THE PROBLEM = Lines that include the word "this" are the ones to copy.

DATA SHOWN =
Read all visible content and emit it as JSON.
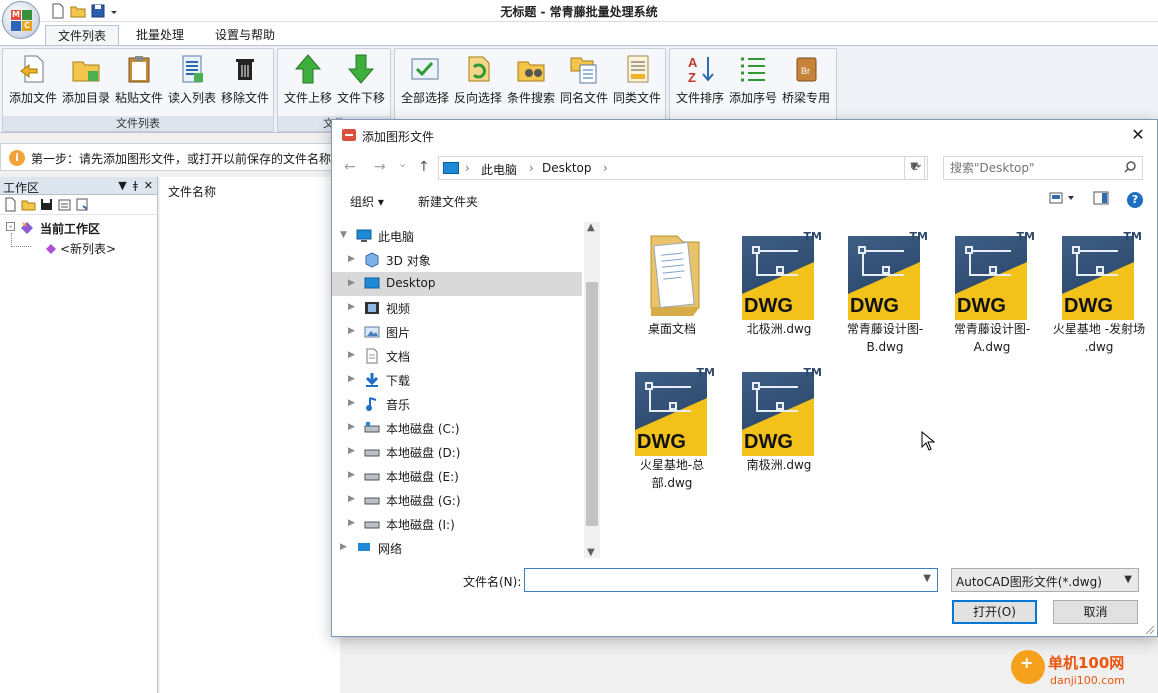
{
  "window": {
    "title": "无标题 - 常青藤批量处理系统",
    "quick_access_icons": [
      "new-file-icon",
      "open-folder-icon",
      "save-icon",
      "dropdown-arrow-icon"
    ]
  },
  "ribbon": {
    "tabs": [
      {
        "label": "文件列表",
        "active": true
      },
      {
        "label": "批量处理",
        "active": false
      },
      {
        "label": "设置与帮助",
        "active": false
      }
    ],
    "groups": [
      {
        "caption": "文件列表",
        "buttons": [
          "添加文件",
          "添加目录",
          "粘贴文件",
          "读入列表",
          "移除文件"
        ]
      },
      {
        "caption": "文件",
        "buttons": [
          "文件上移",
          "文件下移"
        ]
      },
      {
        "caption": "",
        "buttons": [
          "全部选择",
          "反向选择",
          "条件搜索",
          "同名文件",
          "同类文件"
        ]
      },
      {
        "caption": "",
        "buttons": [
          "文件排序",
          "添加序号",
          "桥梁专用"
        ]
      }
    ]
  },
  "hint": {
    "text": "第一步：请先添加图形文件，或打开以前保存的文件名称"
  },
  "workspace": {
    "title": "工作区",
    "controls": [
      "▼",
      "ǂ",
      "✕"
    ],
    "tree": {
      "root": "当前工作区",
      "child": "<新列表>"
    }
  },
  "file_list": {
    "column_header": "文件名称"
  },
  "dialog": {
    "title": "添加图形文件",
    "close": "✕",
    "nav": {
      "back": "←",
      "forward": "→",
      "recent": "⌄",
      "up": "↑"
    },
    "address": {
      "segments": [
        "此电脑",
        "Desktop"
      ],
      "separator": "›"
    },
    "search": {
      "placeholder": "搜索\"Desktop\""
    },
    "commands": {
      "organize": "组织 ▾",
      "new_folder": "新建文件夹"
    },
    "nav_tree": [
      {
        "label": "此电脑",
        "icon": "pc-icon",
        "expanded": true,
        "level": 0,
        "selected": false
      },
      {
        "label": "3D 对象",
        "icon": "3d-objects-icon",
        "level": 1,
        "selected": false
      },
      {
        "label": "Desktop",
        "icon": "desktop-icon",
        "level": 1,
        "selected": true
      },
      {
        "label": "视频",
        "icon": "video-icon",
        "level": 1,
        "selected": false
      },
      {
        "label": "图片",
        "icon": "pictures-icon",
        "level": 1,
        "selected": false
      },
      {
        "label": "文档",
        "icon": "documents-icon",
        "level": 1,
        "selected": false
      },
      {
        "label": "下载",
        "icon": "download-icon",
        "level": 1,
        "selected": false
      },
      {
        "label": "音乐",
        "icon": "music-icon",
        "level": 1,
        "selected": false
      },
      {
        "label": "本地磁盘 (C:)",
        "icon": "drive-icon",
        "level": 1,
        "selected": false
      },
      {
        "label": "本地磁盘 (D:)",
        "icon": "drive-icon",
        "level": 1,
        "selected": false
      },
      {
        "label": "本地磁盘 (E:)",
        "icon": "drive-icon",
        "level": 1,
        "selected": false
      },
      {
        "label": "本地磁盘 (G:)",
        "icon": "drive-icon",
        "level": 1,
        "selected": false
      },
      {
        "label": "本地磁盘 (I:)",
        "icon": "drive-icon",
        "level": 1,
        "selected": false
      },
      {
        "label": "网络",
        "icon": "network-icon",
        "level": 0,
        "selected": false
      }
    ],
    "files": [
      {
        "name": "桌面文档",
        "type": "folder"
      },
      {
        "name": "北极洲.dwg",
        "type": "dwg"
      },
      {
        "name": "常青藤设计图-B.dwg",
        "type": "dwg"
      },
      {
        "name": "常青藤设计图-A.dwg",
        "type": "dwg"
      },
      {
        "name": "火星基地 -发射场 .dwg",
        "type": "dwg"
      },
      {
        "name": "火星基地-总部.dwg",
        "type": "dwg"
      },
      {
        "name": "南极洲.dwg",
        "type": "dwg"
      }
    ],
    "dwg_badge": "DWG",
    "tm_badge": "TM",
    "filename_label": "文件名(N):",
    "filename_value": "",
    "filter_value": "AutoCAD图形文件(*.dwg)",
    "open_button": "打开(O)",
    "cancel_button": "取消"
  },
  "watermark": {
    "brand": "单机100网",
    "url": "danji100.com"
  }
}
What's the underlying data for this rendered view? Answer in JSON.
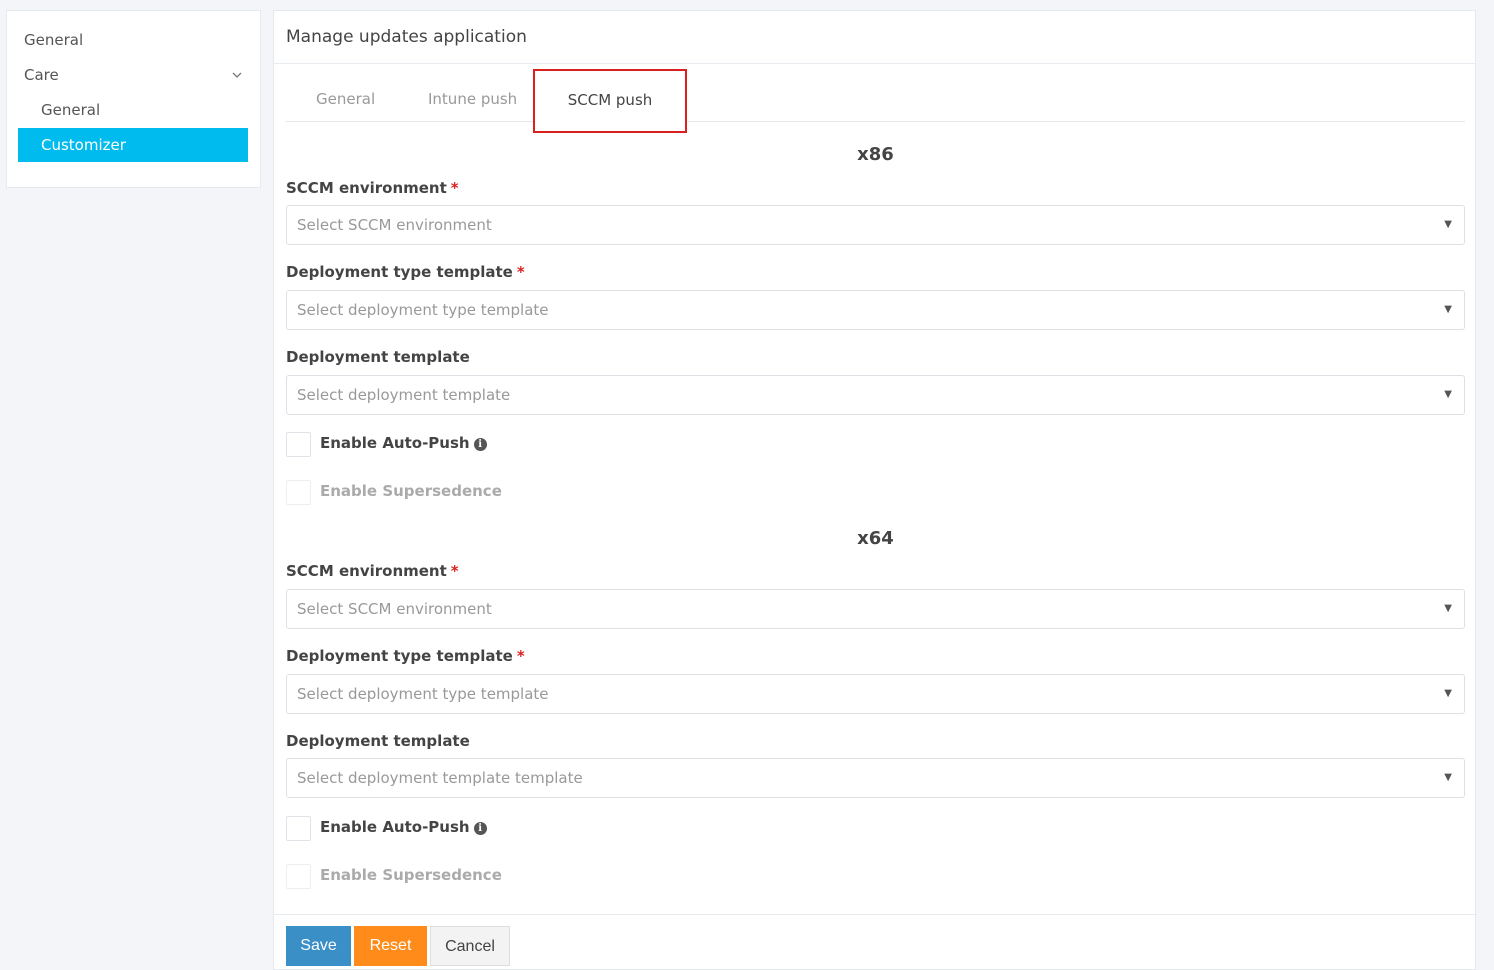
{
  "sidebar": {
    "items": [
      {
        "label": "General"
      },
      {
        "label": "Care"
      },
      {
        "label": "General"
      },
      {
        "label": "Customizer"
      }
    ]
  },
  "panel": {
    "title": "Manage updates application",
    "tabs": [
      {
        "label": "General"
      },
      {
        "label": "Intune push"
      },
      {
        "label": "SCCM push"
      }
    ]
  },
  "x86": {
    "heading": "x86",
    "sccm_label": "SCCM environment",
    "sccm_placeholder": "Select SCCM environment",
    "dtt_label": "Deployment type template",
    "dtt_placeholder": "Select deployment type template",
    "dt_label": "Deployment template",
    "dt_placeholder": "Select deployment template",
    "autopush_label": "Enable Auto-Push",
    "supersedence_label": "Enable Supersedence"
  },
  "x64": {
    "heading": "x64",
    "sccm_label": "SCCM environment",
    "sccm_placeholder": "Select SCCM environment",
    "dtt_label": "Deployment type template",
    "dtt_placeholder": "Select deployment type template",
    "dt_label": "Deployment template",
    "dt_placeholder": "Select deployment template template",
    "autopush_label": "Enable Auto-Push",
    "supersedence_label": "Enable Supersedence"
  },
  "required_mark": "*",
  "footer": {
    "save": "Save",
    "reset": "Reset",
    "cancel": "Cancel"
  },
  "colors": {
    "active_nav": "#00bbee",
    "save": "#3a8fc6",
    "reset": "#ff8c1a",
    "highlight_box": "#d9221f"
  }
}
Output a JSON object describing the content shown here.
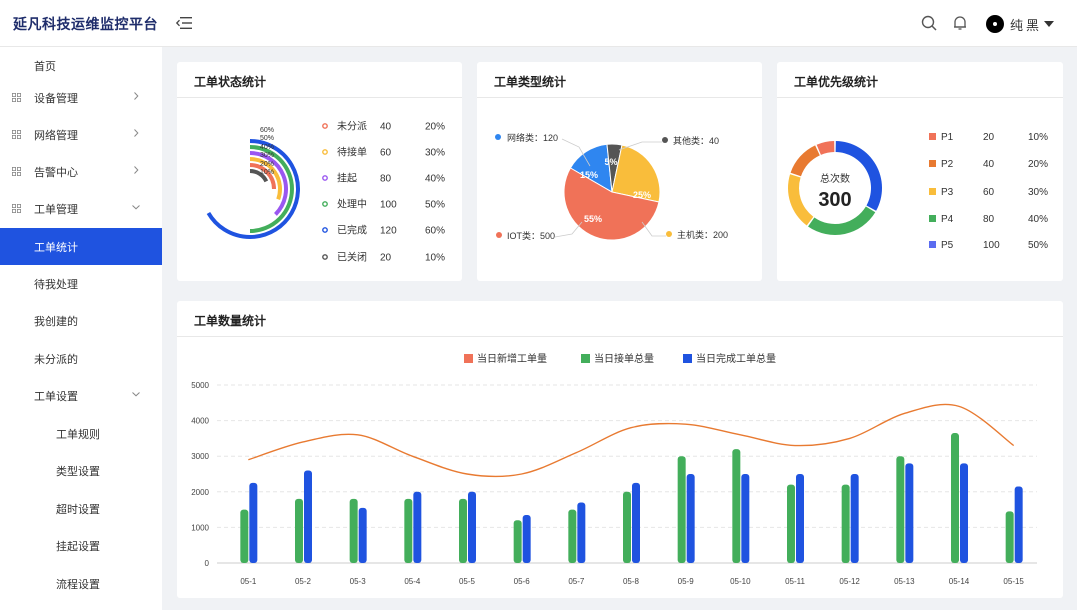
{
  "header": {
    "app_title": "延凡科技运维监控平台",
    "user_name": "纯黑"
  },
  "sidebar": {
    "items": [
      {
        "label": "首页",
        "icon": "none",
        "level": 1,
        "expandable": false,
        "expanded": false,
        "active": false
      },
      {
        "label": "设备管理",
        "icon": "grid-icon",
        "level": 1,
        "expandable": true,
        "expanded": false,
        "active": false
      },
      {
        "label": "网络管理",
        "icon": "grid-icon",
        "level": 1,
        "expandable": true,
        "expanded": false,
        "active": false
      },
      {
        "label": "告警中心",
        "icon": "grid-icon",
        "level": 1,
        "expandable": true,
        "expanded": false,
        "active": false
      },
      {
        "label": "工单管理",
        "icon": "grid-icon",
        "level": 1,
        "expandable": true,
        "expanded": true,
        "active": false
      },
      {
        "label": "工单统计",
        "icon": "none",
        "level": 2,
        "expandable": false,
        "expanded": false,
        "active": true
      },
      {
        "label": "待我处理",
        "icon": "none",
        "level": 2,
        "expandable": false,
        "expanded": false,
        "active": false
      },
      {
        "label": "我创建的",
        "icon": "none",
        "level": 2,
        "expandable": false,
        "expanded": false,
        "active": false
      },
      {
        "label": "未分派的",
        "icon": "none",
        "level": 2,
        "expandable": false,
        "expanded": false,
        "active": false
      },
      {
        "label": "工单设置",
        "icon": "none",
        "level": 2,
        "expandable": true,
        "expanded": true,
        "active": false
      },
      {
        "label": "工单规则",
        "icon": "none",
        "level": 3,
        "expandable": false,
        "expanded": false,
        "active": false
      },
      {
        "label": "类型设置",
        "icon": "none",
        "level": 3,
        "expandable": false,
        "expanded": false,
        "active": false
      },
      {
        "label": "超时设置",
        "icon": "none",
        "level": 3,
        "expandable": false,
        "expanded": false,
        "active": false
      },
      {
        "label": "挂起设置",
        "icon": "none",
        "level": 3,
        "expandable": false,
        "expanded": false,
        "active": false
      },
      {
        "label": "流程设置",
        "icon": "none",
        "level": 3,
        "expandable": false,
        "expanded": false,
        "active": false
      }
    ]
  },
  "colors": {
    "accent": "#1f53e0",
    "red": "#f07258",
    "orange": "#e87a31",
    "yellow": "#f9bd3b",
    "green": "#43ae5b",
    "blue": "#1f53e0",
    "light_blue": "#2f86f0",
    "dark": "#555555",
    "purple": "#9a57f0"
  },
  "cards": {
    "status": {
      "title": "工单状态统计"
    },
    "type": {
      "title": "工单类型统计"
    },
    "priority": {
      "title": "工单优先级统计"
    },
    "count": {
      "title": "工单数量统计"
    }
  },
  "chart_data": [
    {
      "type": "radial-bar",
      "title": "工单状态统计",
      "ring_labels": [
        "60%",
        "50%",
        "40%",
        "30%",
        "20%",
        "10%"
      ],
      "ring_colors": [
        "#1f53e0",
        "#43ae5b",
        "#9a57f0",
        "#f9bd3b",
        "#f07258",
        "#555555"
      ],
      "categories": [
        "未分派",
        "待接单",
        "挂起",
        "处理中",
        "已完成",
        "已关闭"
      ],
      "values": [
        40,
        60,
        80,
        100,
        120,
        20
      ],
      "percents": [
        "20%",
        "30%",
        "40%",
        "50%",
        "60%",
        "10%"
      ],
      "legend_colors": [
        "#f07258",
        "#f9bd3b",
        "#9a57f0",
        "#43ae5b",
        "#1f53e0",
        "#555555"
      ]
    },
    {
      "type": "pie",
      "title": "工单类型统计",
      "slices": [
        {
          "label": "网络类：120",
          "value": 15,
          "pct_label": "15%",
          "color": "#2f86f0"
        },
        {
          "label": "其他类：40",
          "value": 5,
          "pct_label": "5%",
          "color": "#555555"
        },
        {
          "label": "主机类：200",
          "value": 25,
          "pct_label": "25%",
          "color": "#f9bd3b"
        },
        {
          "label": "IOT类：500",
          "value": 55,
          "pct_label": "55%",
          "color": "#f07258"
        }
      ]
    },
    {
      "type": "pie",
      "title": "工单优先级统计",
      "center_label": "总次数",
      "center_value": "300",
      "categories": [
        "P1",
        "P2",
        "P3",
        "P4",
        "P5"
      ],
      "values": [
        20,
        40,
        60,
        80,
        100
      ],
      "percents": [
        "10%",
        "20%",
        "30%",
        "40%",
        "50%"
      ],
      "colors": [
        "#f07258",
        "#e87a31",
        "#f9bd3b",
        "#43ae5b",
        "#5b6cf0"
      ],
      "ring_colors": [
        "#f07258",
        "#e87a31",
        "#f9bd3b",
        "#43ae5b",
        "#1f53e0"
      ]
    },
    {
      "type": "bar",
      "title": "工单数量统计",
      "categories": [
        "05-1",
        "05-2",
        "05-3",
        "05-4",
        "05-5",
        "05-6",
        "05-7",
        "05-8",
        "05-9",
        "05-10",
        "05-11",
        "05-12",
        "05-13",
        "05-14",
        "05-15"
      ],
      "series": [
        {
          "name": "当日新增工单量",
          "kind": "line",
          "color": "#e87a31",
          "legend_color": "#f07258",
          "values": [
            2900,
            3400,
            3600,
            3000,
            2500,
            2500,
            3100,
            3800,
            3900,
            3600,
            3300,
            3500,
            4200,
            4400,
            3300
          ]
        },
        {
          "name": "当日接单总量",
          "kind": "bar",
          "color": "#43ae5b",
          "values": [
            1500,
            1800,
            1800,
            1800,
            1800,
            1200,
            1500,
            2000,
            3000,
            3200,
            2200,
            2200,
            3000,
            3650,
            1450
          ]
        },
        {
          "name": "当日完成工单总量",
          "kind": "bar",
          "color": "#1f53e0",
          "values": [
            2250,
            2600,
            1550,
            2000,
            2000,
            1350,
            1700,
            2250,
            2500,
            2500,
            2500,
            2500,
            2800,
            2800,
            2150
          ]
        }
      ],
      "yticks": [
        "0",
        "1000",
        "2000",
        "3000",
        "4000",
        "5000"
      ],
      "ylim": [
        0,
        5000
      ],
      "legend_position": "top-center",
      "grid": true
    }
  ]
}
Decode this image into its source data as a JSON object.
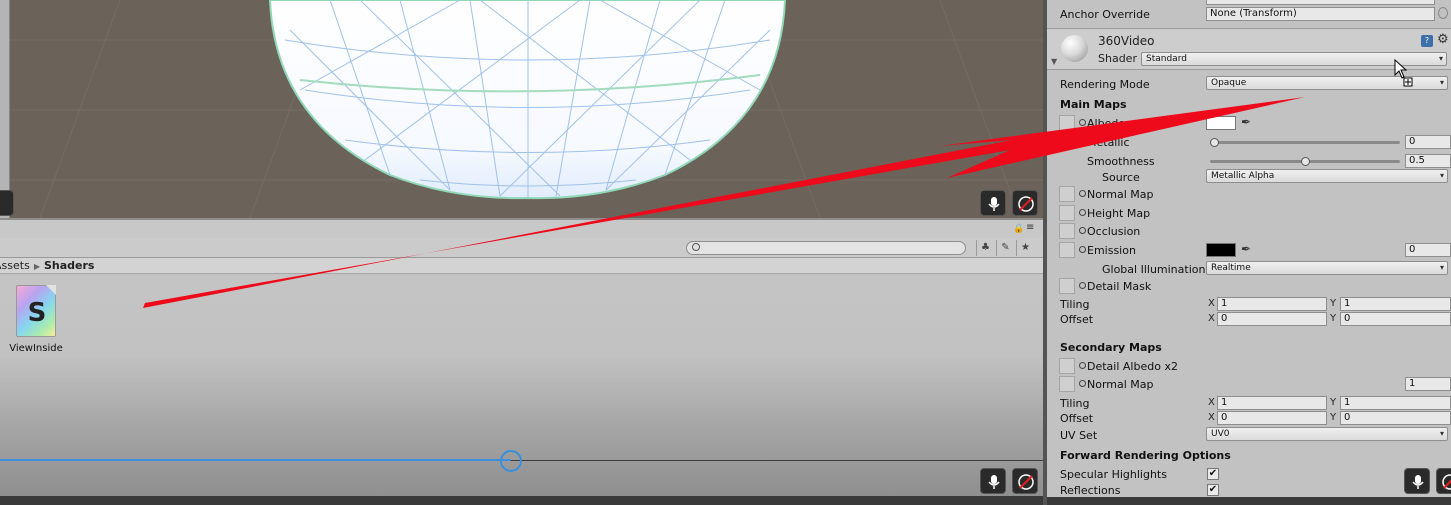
{
  "project": {
    "breadcrumb": {
      "root": "Assets",
      "current": "Shaders"
    },
    "search_placeholder": "",
    "asset": {
      "name": "ViewInside",
      "icon_letter": "S",
      "icon": "shader-file-icon"
    },
    "timeline_progress": 0.49
  },
  "inspector": {
    "anchor_override": {
      "label": "Anchor Override",
      "value": "None (Transform)"
    },
    "material": {
      "name": "360Video",
      "shader_label": "Shader",
      "shader_value": "Standard"
    },
    "rendering_mode": {
      "label": "Rendering Mode",
      "value": "Opaque"
    },
    "main_maps": {
      "title": "Main Maps",
      "albedo": "Albedo",
      "metallic": {
        "label": "Metallic",
        "value": "0",
        "fraction": 0.0
      },
      "smoothness": {
        "label": "Smoothness",
        "value": "0.5",
        "fraction": 0.5
      },
      "source": {
        "label": "Source",
        "value": "Metallic Alpha"
      },
      "normal_map": "Normal Map",
      "height_map": "Height Map",
      "occlusion": "Occlusion",
      "emission": {
        "label": "Emission",
        "value": "0"
      },
      "global_illumination": {
        "label": "Global Illumination",
        "value": "Realtime"
      },
      "detail_mask": "Detail Mask",
      "tiling": {
        "label": "Tiling",
        "x": "1",
        "y": "1"
      },
      "offset": {
        "label": "Offset",
        "x": "0",
        "y": "0"
      }
    },
    "secondary_maps": {
      "title": "Secondary Maps",
      "detail_albedo": "Detail Albedo x2",
      "normal_map": {
        "label": "Normal Map",
        "value": "1"
      },
      "tiling": {
        "label": "Tiling",
        "x": "1",
        "y": "1"
      },
      "offset": {
        "label": "Offset",
        "x": "0",
        "y": "0"
      },
      "uv_set": {
        "label": "UV Set",
        "value": "UV0"
      }
    },
    "forward_rendering": {
      "title": "Forward Rendering Options",
      "specular_highlights": {
        "label": "Specular Highlights",
        "checked": true
      },
      "reflections": {
        "label": "Reflections",
        "checked": true
      }
    },
    "axis_x": "X",
    "axis_y": "Y"
  },
  "colors": {
    "scene_background": "#6b6259",
    "panel_background": "#c2c2c2",
    "accent_blue": "#3a8fdc",
    "annotation_arrow": "#ee0a1a",
    "albedo_color": "#ffffff",
    "emission_color": "#000000"
  }
}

FULL OUTPUT =
What's the underlying data for this rendered view? Answer in JSON.
Decode this image into its source data as a JSON object.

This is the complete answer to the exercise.